Records that describe figures
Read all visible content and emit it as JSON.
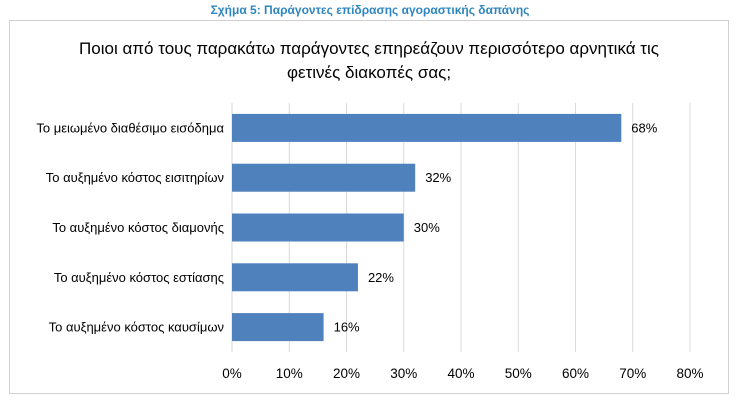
{
  "figure_caption": "Σχήμα 5: Παράγοντες επίδρασης αγοραστικής δαπάνης",
  "colors": {
    "bar": "#4f81bd",
    "gridline": "#d9d9d9",
    "caption": "#2e86c1"
  },
  "chart_data": {
    "type": "bar",
    "orientation": "horizontal",
    "title_lines": [
      "Ποιοι από τους παρακάτω παράγοντες επηρεάζουν περισσότερο αρνητικά τις",
      "φετινές διακοπές σας;"
    ],
    "categories": [
      "Το μειωμένο διαθέσιμο εισόδημα",
      "Το αυξημένο κόστος εισιτηρίων",
      "Το αυξημένο κόστος διαμονής",
      "Το αυξημένο κόστος εστίασης",
      "Το αυξημένο κόστος καυσίμων"
    ],
    "values": [
      68,
      32,
      30,
      22,
      16
    ],
    "value_labels": [
      "68%",
      "32%",
      "30%",
      "22%",
      "16%"
    ],
    "xlim": [
      0,
      80
    ],
    "xticks": [
      0,
      10,
      20,
      30,
      40,
      50,
      60,
      70,
      80
    ],
    "xtick_labels": [
      "0%",
      "10%",
      "20%",
      "30%",
      "40%",
      "50%",
      "60%",
      "70%",
      "80%"
    ],
    "grid": true,
    "legend": "none"
  }
}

Exercise
Where a line holds "αυξημένο", copy that line.

Answer for this exercise
      "Το αυξημένο κόστος εισιτηρίων",
      "Το αυξημένο κόστος διαμονής",
      "Το αυξημένο κόστος εστίασης",
      "Το αυξημένο κόστος καυσίμων"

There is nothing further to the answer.